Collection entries
>>>

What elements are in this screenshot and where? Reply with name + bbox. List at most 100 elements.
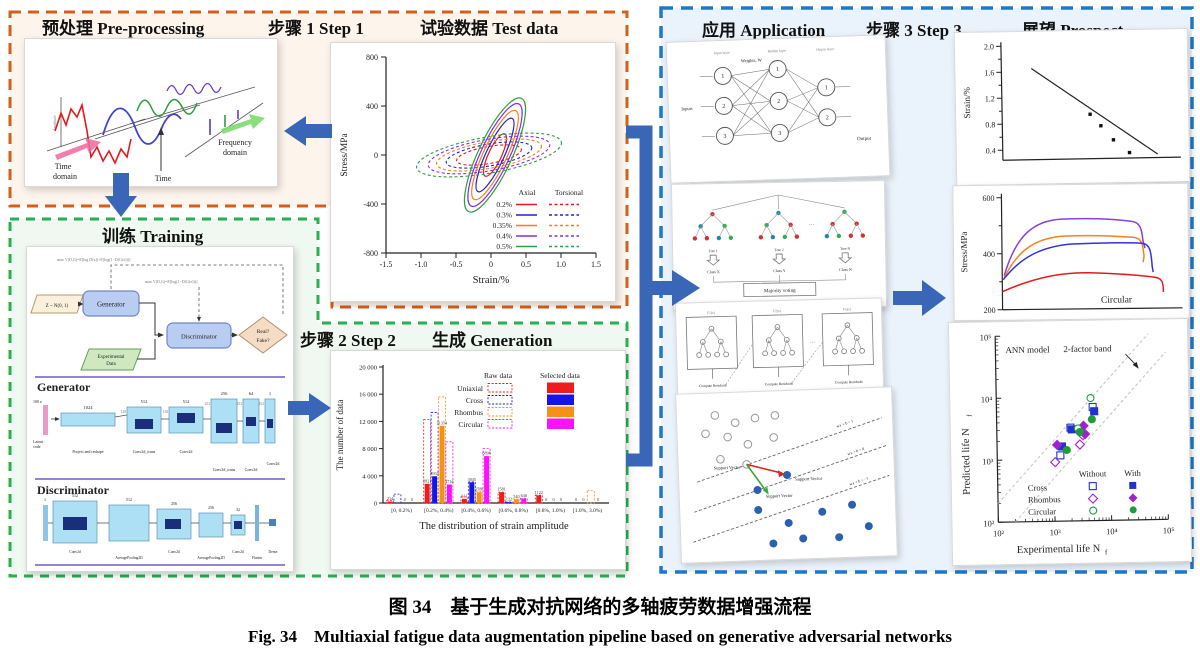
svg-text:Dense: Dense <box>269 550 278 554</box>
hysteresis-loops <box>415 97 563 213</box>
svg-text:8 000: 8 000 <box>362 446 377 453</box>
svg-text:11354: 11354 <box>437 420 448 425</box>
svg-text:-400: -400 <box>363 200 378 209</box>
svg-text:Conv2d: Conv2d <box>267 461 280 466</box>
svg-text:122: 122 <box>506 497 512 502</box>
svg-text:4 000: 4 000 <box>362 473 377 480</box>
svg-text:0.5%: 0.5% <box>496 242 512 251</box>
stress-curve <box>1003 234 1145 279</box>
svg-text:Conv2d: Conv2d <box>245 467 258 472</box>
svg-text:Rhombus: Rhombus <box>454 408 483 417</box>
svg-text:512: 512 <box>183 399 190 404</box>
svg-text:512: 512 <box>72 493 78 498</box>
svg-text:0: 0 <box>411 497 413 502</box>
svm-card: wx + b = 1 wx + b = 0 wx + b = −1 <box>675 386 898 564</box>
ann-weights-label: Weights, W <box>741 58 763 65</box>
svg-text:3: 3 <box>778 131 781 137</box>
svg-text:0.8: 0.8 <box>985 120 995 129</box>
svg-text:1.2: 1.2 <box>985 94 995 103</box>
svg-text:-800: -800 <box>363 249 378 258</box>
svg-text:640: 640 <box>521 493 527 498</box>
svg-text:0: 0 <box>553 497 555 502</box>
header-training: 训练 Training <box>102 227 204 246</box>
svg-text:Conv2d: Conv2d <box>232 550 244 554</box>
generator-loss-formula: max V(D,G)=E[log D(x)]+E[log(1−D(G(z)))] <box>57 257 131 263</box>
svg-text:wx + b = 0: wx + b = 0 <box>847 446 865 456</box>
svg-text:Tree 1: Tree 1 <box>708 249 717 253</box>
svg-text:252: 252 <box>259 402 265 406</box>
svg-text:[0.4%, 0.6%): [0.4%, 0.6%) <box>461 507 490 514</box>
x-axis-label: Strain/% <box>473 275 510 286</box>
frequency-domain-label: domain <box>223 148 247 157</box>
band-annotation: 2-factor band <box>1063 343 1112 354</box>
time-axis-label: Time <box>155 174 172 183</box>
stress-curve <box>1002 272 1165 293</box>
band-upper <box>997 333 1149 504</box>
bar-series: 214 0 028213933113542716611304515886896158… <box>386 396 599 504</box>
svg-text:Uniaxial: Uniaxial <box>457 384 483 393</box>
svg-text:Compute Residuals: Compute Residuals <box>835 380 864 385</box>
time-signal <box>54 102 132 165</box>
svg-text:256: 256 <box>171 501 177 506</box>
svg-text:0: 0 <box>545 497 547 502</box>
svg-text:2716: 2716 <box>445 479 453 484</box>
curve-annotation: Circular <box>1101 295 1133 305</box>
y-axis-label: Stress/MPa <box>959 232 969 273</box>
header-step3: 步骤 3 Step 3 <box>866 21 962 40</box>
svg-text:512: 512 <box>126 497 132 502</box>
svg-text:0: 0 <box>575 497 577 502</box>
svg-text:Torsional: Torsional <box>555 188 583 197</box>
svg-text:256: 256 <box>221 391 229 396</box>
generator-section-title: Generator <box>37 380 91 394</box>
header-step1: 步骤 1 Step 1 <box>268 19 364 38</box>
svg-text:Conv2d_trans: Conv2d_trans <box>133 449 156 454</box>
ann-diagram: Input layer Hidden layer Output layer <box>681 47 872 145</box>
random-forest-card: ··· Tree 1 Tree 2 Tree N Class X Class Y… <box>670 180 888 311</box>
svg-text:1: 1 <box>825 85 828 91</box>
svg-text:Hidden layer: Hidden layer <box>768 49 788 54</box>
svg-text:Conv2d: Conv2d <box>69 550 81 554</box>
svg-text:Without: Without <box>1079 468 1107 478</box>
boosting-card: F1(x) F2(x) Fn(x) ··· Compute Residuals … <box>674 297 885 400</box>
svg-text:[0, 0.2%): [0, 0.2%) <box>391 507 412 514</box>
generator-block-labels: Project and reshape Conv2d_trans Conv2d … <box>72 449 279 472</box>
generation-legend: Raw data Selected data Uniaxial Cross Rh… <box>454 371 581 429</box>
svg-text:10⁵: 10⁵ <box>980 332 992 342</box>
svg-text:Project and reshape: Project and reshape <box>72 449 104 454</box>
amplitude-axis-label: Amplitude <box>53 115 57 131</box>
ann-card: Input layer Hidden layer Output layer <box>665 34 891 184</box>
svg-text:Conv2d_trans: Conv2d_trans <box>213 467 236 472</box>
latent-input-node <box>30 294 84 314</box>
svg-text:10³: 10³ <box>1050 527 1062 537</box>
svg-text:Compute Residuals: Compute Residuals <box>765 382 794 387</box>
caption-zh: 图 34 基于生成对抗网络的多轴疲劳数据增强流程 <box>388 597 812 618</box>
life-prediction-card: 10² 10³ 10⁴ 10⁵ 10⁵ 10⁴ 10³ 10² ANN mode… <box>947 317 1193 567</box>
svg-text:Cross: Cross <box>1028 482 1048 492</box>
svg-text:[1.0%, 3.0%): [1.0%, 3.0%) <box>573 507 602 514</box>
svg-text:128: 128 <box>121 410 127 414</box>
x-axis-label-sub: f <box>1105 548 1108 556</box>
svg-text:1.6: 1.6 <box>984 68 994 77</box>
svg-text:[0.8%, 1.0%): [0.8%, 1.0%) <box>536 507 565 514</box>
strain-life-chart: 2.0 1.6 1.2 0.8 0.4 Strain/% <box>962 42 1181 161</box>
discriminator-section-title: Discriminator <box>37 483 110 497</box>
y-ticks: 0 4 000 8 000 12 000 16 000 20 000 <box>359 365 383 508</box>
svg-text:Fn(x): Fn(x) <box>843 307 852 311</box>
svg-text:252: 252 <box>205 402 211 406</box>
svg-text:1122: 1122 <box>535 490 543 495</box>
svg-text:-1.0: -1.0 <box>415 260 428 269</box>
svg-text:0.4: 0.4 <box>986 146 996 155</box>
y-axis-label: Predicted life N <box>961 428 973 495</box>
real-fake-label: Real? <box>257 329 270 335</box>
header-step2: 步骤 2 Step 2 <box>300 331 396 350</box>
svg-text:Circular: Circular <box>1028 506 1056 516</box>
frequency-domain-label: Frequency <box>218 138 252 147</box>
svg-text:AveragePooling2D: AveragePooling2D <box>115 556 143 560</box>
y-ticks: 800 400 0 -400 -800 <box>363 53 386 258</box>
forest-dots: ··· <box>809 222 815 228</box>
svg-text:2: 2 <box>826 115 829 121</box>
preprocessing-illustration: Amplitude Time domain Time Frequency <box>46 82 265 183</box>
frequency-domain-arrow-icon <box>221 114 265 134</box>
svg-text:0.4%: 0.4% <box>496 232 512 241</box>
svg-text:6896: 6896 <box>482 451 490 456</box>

<<<

• Exercise prompt: Repeat everything from the line containing "svg-text:Dense: Dense <box>269" down to the line containing "svg-text:252: 252 <box>259 402 265 406</box>".

• Full solution:
svg-text:Dense: Dense <box>269 550 278 554</box>
hysteresis-loops <box>415 97 563 213</box>
svg-text:8 000: 8 000 <box>362 446 377 453</box>
svg-text:11354: 11354 <box>437 420 448 425</box>
svg-text:-400: -400 <box>363 200 378 209</box>
svg-text:Conv2d: Conv2d <box>267 461 280 466</box>
svg-text:122: 122 <box>506 497 512 502</box>
svg-text:4 000: 4 000 <box>362 473 377 480</box>
svg-text:0.5%: 0.5% <box>496 242 512 251</box>
stress-curve <box>1003 234 1145 279</box>
svg-text:Conv2d: Conv2d <box>245 467 258 472</box>
svg-text:Rhombus: Rhombus <box>454 408 483 417</box>
svg-text:512: 512 <box>183 399 190 404</box>
svg-text:512: 512 <box>72 493 78 498</box>
svg-text:0: 0 <box>411 497 413 502</box>
svm-card: wx + b = 1 wx + b = 0 wx + b = −1 <box>675 386 898 564</box>
ann-weights-label: Weights, W <box>741 58 763 65</box>
svg-text:3: 3 <box>778 131 781 137</box>
svg-text:0.8: 0.8 <box>985 120 995 129</box>
svg-text:1.2: 1.2 <box>985 94 995 103</box>
svg-text:-800: -800 <box>363 249 378 258</box>
svg-text:640: 640 <box>521 493 527 498</box>
svg-text:0: 0 <box>553 497 555 502</box>
header-training: 训练 Training <box>102 227 204 246</box>
svg-text:Conv2d: Conv2d <box>232 550 244 554</box>
generator-loss-formula: max V(D,G)=E[log D(x)]+E[log(1−D(G(z)))] <box>57 257 131 263</box>
svg-text:wx + b = 0: wx + b = 0 <box>847 446 865 456</box>
svg-text:Tree 1: Tree 1 <box>708 249 717 253</box>
svg-text:252: 252 <box>259 402 265 406</box>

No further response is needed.